Do this
Transcribe the records that follow exactly. Skip the pictures.

Entries shown
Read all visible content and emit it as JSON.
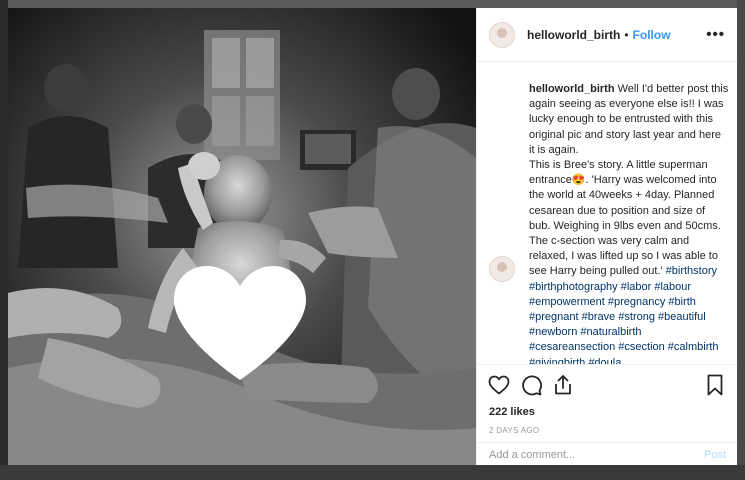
{
  "header": {
    "username": "helloworld_birth",
    "separator": "•",
    "follow_label": "Follow",
    "more_label": "•••"
  },
  "caption": {
    "username": "helloworld_birth",
    "text": "Well I'd better post this again seeing as everyone else is!! I was lucky enough to be entrusted with this original pic and story last year and here it is again.\nThis is Bree's story. A little superman entrance😍. 'Harry was welcomed into the world at 40weeks + 4day.  Planned cesarean due to position and size of bub.  Weighing in 9lbs even and 50cms.  The c-section was very calm and relaxed, I was lifted up so I was able to see Harry being pulled out.'",
    "hashtags": "#birthstory #birthphotography #labor #labour #empowerment #pregnancy #birth #pregnant #brave #strong #beautiful #newborn #naturalbirth #cesareansection #csection #calmbirth #givingbirth #doula"
  },
  "post": {
    "likes": "222 likes",
    "timestamp": "2 DAYS AGO"
  },
  "comment_box": {
    "placeholder": "Add a comment...",
    "post_label": "Post"
  },
  "icons": {
    "like": "heart-outline-icon",
    "comment": "comment-bubble-icon",
    "share": "share-upload-icon",
    "save": "bookmark-icon",
    "more": "more-options-icon",
    "censor": "white-heart-overlay"
  },
  "colors": {
    "link": "#3897f0",
    "hashtag": "#003569",
    "post_disabled": "#b2dffc",
    "text": "#262626",
    "muted": "#999999"
  }
}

Solution for this task
Read all visible content and emit it as JSON.
{
  "header": {
    "username": "helloworld_birth",
    "separator": "•",
    "follow_label": "Follow",
    "more_label": "•••"
  },
  "caption": {
    "username": "helloworld_birth",
    "text": "Well I'd better post this again seeing as everyone else is!! I was lucky enough to be entrusted with this original pic and story last year and here it is again.\nThis is Bree's story. A little superman entrance😍. 'Harry was welcomed into the world at 40weeks + 4day.  Planned cesarean due to position and size of bub.  Weighing in 9lbs even and 50cms.  The c-section was very calm and relaxed, I was lifted up so I was able to see Harry being pulled out.'",
    "hashtags": "#birthstory #birthphotography #labor #labour #empowerment #pregnancy #birth #pregnant #brave #strong #beautiful #newborn #naturalbirth #cesareansection #csection #calmbirth #givingbirth #doula"
  },
  "post": {
    "likes": "222 likes",
    "timestamp": "2 DAYS AGO"
  },
  "comment_box": {
    "placeholder": "Add a comment...",
    "post_label": "Post"
  },
  "icons": {
    "like": "heart-outline-icon",
    "comment": "comment-bubble-icon",
    "share": "share-upload-icon",
    "save": "bookmark-icon",
    "more": "more-options-icon",
    "censor": "white-heart-overlay"
  },
  "colors": {
    "link": "#3897f0",
    "hashtag": "#003569",
    "post_disabled": "#b2dffc",
    "text": "#262626",
    "muted": "#999999"
  }
}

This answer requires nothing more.